__GOAL OF THE EXERCISE__: Retype each entry below exactly as it stands.

__RECORDS SHOWN__:

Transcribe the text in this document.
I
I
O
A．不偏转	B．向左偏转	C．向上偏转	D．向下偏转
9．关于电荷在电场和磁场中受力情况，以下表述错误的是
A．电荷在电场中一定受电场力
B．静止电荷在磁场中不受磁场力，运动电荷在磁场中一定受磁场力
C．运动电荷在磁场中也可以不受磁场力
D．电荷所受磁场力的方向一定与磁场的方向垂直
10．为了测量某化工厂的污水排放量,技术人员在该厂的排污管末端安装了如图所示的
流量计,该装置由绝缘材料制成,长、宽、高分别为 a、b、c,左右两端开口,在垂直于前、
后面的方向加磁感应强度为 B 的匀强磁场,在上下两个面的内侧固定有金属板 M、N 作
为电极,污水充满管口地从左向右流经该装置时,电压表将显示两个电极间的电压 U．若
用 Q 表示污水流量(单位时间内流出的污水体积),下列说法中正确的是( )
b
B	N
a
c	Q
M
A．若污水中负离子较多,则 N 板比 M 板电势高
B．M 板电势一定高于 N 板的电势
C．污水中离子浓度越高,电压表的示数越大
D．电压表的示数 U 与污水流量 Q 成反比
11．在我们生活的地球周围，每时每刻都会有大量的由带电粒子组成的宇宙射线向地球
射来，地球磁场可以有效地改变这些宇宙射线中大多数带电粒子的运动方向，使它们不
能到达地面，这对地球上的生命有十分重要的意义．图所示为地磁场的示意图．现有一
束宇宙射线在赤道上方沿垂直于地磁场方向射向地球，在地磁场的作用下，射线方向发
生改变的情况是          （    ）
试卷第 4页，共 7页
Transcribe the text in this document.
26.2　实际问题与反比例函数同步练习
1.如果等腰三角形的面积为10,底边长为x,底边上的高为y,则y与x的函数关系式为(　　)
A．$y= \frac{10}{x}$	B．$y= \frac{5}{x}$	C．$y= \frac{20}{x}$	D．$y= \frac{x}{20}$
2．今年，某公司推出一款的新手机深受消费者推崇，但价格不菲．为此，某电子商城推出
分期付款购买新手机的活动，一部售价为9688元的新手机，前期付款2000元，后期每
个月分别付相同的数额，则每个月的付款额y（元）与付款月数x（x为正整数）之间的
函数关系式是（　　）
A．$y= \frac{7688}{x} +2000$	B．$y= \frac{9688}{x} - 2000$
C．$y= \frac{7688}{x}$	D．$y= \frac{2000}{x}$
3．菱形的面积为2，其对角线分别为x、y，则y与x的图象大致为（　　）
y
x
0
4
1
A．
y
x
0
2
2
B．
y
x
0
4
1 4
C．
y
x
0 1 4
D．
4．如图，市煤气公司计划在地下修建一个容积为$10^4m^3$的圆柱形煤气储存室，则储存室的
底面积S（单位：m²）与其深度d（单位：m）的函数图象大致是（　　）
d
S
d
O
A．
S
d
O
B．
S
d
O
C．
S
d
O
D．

__EXERCISE OUTPUT__:
Transcribe the text in this document.
I
I
O
A．不偏转	B．向左偏转	C．向上偏转	D．向下偏转
9．关于电荷在电场和磁场中受力情况，以下表述错误的是
A．电荷在电场中一定受电场力
B．静止电荷在磁场中不受磁场力，运动电荷在磁场中一定受磁场力
C．运动电荷在磁场中也可以不受磁场力
D．电荷所受磁场力的方向一定与磁场的方向垂直
10．为了测量某化工厂的污水排放量,技术人员在该厂的排污管末端安装了如图所示的
流量计,该装置由绝缘材料制成,长、宽、高分别为 a、b、c,左右两端开口,在垂直于前、
后面的方向加磁感应强度为 B 的匀强磁场,在上下两个面的内侧固定有金属板 M、N 作
为电极,污水充满管口地从左向右流经该装置时,电压表将显示两个电极间的电压 U．若
用 Q 表示污水流量(单位时间内流出的污水体积),下列说法中正确的是( )
b
B	N
a
c	Q
M
A．若污水中负离子较多,则 N 板比 M 板电势高
B．M 板电势一定高于 N 板的电势
C．污水中离子浓度越高,电压表的示数越大
D．电压表的示数 U 与污水流量 Q 成反比
11．在我们生活的地球周围，每时每刻都会有大量的由带电粒子组成的宇宙射线向地球
射来，地球磁场可以有效地改变这些宇宙射线中大多数带电粒子的运动方向，使它们不
能到达地面，这对地球上的生命有十分重要的意义．图所示为地磁场的示意图．现有一
束宇宙射线在赤道上方沿垂直于地磁场方向射向地球，在地磁场的作用下，射线方向发
生改变的情况是          （    ）
试卷第 4页，共 7页
Transcribe the text in this document.
26.2　实际问题与反比例函数同步练习
1.如果等腰三角形的面积为10,底边长为x,底边上的高为y,则y与x的函数关系式为(　　)
A．$y= \frac{10}{x}$	B．$y= \frac{5}{x}$	C．$y= \frac{20}{x}$	D．$y= \frac{x}{20}$
2．今年，某公司推出一款的新手机深受消费者推崇，但价格不菲．为此，某电子商城推出
分期付款购买新手机的活动，一部售价为9688元的新手机，前期付款2000元，后期每
个月分别付相同的数额，则每个月的付款额y（元）与付款月数x（x为正整数）之间的
函数关系式是（　　）
A．$y= \frac{7688}{x} +2000$	B．$y= \frac{9688}{x} - 2000$
C．$y= \frac{7688}{x}$	D．$y= \frac{2000}{x}$
3．菱形的面积为2，其对角线分别为x、y，则y与x的图象大致为（　　）
y
x
0
4
1
A．
y
x
0
2
2
B．
y
x
0
4
1 4
C．
y
x
0 1 4
D．
4．如图，市煤气公司计划在地下修建一个容积为$10^4m^3$的圆柱形煤气储存室，则储存室的
底面积S（单位：m²）与其深度d（单位：m）的函数图象大致是（　　）
d
S
d
O
A．
S
d
O
B．
S
d
O
C．
S
d
O
D．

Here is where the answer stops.